(Provided text begins)

I want to confess to you that pop music is only at the introductory fringe of my wheelhouse when it comes to talking about music that I love. Though pop dominates much of my current discourse and listening, it might take a little more time and attention to fully revive some of my older tastes. My heart’s core rumbles to spin-kick-to-the-face hardcore and circle-pit punk. I still love this music, but The Bled and Hellcat Records Give Em the Boot Vol: 1-3 are not usually on rotation for me anymore. Black Flag and Bad Brains, maybe, Walls of Jericho and Opeth, not really.
This then begs the question of why I write about tacky, saccharine, silly pop music. I could say that pop music isn’t actually that silly, but then I realized that Pitbull exists and that in nearly every song he produces he shouts the word “Culo!” One day white people are going to figure out what that means, like they did with skeet, and they will say “Oh, my”.

(Provided text ends)

== Your goal ==
Extract the stretch of the music essay from "I want to confess" through "Opeth, not really.", word for word. The entries are separate from the music essay.

(Given data begins)

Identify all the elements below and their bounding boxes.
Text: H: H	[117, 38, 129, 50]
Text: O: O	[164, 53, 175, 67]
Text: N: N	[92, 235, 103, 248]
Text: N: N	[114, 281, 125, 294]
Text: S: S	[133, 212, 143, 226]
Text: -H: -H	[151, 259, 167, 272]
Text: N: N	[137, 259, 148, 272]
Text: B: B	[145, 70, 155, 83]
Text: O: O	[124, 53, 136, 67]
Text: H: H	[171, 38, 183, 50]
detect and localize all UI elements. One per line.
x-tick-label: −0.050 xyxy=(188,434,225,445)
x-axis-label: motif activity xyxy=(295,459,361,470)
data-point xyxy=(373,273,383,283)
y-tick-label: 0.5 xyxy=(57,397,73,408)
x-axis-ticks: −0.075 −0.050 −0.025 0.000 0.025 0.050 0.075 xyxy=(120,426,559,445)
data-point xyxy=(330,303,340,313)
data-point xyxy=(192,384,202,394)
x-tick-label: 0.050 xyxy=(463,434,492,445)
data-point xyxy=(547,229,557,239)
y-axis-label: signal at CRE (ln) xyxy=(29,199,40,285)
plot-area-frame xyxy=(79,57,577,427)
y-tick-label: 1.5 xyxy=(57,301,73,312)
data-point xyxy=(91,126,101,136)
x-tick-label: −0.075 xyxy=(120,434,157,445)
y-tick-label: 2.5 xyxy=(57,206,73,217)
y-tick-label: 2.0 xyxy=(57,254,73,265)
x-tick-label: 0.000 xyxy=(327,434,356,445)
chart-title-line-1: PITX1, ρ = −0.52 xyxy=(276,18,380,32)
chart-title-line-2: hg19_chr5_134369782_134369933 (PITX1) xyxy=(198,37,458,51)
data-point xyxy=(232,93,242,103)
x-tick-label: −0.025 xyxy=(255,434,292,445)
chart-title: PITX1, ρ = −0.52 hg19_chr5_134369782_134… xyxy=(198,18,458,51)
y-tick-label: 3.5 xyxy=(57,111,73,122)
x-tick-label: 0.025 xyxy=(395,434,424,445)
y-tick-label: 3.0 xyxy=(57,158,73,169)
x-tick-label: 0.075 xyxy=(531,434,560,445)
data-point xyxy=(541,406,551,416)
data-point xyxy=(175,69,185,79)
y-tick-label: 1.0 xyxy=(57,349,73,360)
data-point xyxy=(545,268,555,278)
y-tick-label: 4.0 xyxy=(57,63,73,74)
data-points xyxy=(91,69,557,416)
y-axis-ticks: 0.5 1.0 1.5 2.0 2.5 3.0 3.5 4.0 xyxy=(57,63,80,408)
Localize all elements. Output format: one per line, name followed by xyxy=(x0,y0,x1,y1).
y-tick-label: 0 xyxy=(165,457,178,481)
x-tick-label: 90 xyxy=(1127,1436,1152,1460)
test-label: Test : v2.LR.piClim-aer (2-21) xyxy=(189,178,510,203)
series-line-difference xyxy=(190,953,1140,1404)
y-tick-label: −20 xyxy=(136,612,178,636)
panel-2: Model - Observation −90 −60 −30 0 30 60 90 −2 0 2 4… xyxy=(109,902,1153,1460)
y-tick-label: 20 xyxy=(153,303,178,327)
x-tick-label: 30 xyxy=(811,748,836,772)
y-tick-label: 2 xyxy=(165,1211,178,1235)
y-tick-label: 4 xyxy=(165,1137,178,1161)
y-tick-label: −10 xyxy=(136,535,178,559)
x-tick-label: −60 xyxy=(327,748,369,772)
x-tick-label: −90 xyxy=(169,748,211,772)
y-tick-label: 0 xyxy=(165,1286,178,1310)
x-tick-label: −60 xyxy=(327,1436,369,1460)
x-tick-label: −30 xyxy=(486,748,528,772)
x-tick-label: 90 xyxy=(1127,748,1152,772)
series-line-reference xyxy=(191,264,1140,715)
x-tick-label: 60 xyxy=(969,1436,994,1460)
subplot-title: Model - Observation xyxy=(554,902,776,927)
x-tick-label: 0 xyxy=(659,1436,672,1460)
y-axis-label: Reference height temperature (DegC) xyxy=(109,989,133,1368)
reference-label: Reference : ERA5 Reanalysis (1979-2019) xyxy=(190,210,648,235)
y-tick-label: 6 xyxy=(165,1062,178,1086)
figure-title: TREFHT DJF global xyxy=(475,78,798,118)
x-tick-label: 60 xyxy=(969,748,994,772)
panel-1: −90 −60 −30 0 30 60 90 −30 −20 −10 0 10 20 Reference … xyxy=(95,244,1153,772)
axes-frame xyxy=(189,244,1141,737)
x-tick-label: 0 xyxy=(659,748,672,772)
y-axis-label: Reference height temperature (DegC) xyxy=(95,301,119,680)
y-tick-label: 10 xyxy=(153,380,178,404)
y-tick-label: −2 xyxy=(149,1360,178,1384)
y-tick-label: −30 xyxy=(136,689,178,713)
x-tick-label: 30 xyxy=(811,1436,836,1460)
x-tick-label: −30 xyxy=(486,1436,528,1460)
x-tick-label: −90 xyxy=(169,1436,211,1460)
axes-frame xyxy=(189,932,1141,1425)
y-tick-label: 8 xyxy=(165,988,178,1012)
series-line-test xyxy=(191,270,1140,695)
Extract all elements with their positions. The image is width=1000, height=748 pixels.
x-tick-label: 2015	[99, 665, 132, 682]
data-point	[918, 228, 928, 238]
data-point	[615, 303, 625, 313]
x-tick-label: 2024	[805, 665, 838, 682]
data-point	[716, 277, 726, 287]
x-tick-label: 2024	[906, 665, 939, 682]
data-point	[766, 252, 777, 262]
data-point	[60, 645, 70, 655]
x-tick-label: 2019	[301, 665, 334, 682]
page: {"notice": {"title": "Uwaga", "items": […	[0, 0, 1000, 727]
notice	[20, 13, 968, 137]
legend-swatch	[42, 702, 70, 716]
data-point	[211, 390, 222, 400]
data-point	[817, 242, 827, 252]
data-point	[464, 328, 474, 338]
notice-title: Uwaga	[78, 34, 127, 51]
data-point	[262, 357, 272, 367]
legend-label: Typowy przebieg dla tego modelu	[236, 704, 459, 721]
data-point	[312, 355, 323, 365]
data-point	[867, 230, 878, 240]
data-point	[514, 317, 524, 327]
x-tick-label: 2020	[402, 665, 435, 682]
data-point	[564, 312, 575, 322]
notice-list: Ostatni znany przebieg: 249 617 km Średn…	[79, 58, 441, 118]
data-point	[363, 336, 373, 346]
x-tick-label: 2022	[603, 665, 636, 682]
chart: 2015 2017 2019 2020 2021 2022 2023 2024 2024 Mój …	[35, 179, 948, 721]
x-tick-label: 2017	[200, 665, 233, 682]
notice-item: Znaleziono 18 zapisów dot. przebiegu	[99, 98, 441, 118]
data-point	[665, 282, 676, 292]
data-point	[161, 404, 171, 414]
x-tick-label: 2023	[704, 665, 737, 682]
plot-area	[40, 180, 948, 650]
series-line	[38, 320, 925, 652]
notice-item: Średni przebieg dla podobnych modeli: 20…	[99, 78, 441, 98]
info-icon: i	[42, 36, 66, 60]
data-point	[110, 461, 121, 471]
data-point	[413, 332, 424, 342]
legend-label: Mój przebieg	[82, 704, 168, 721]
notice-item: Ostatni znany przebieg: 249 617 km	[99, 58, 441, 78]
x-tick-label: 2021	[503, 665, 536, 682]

(Given data ends)

== Exercise solution ==
I want to confess to you that pop music is only at the introductory fringe of my wheelhouse when it comes to talking about music that I love. Though pop dominates much of my current discourse and listening, it might take a little more time and attention to fully revive some of my older tastes. My heart’s core rumbles to spin-kick-to-the-face hardcore and circle-pit punk. I still love this music, but The Bled and Hellcat Records Give Em the Boot Vol: 1-3 are not usually on rotation for me anymore. Black Flag and Bad Brains, maybe, Walls of Jericho and Opeth, not really.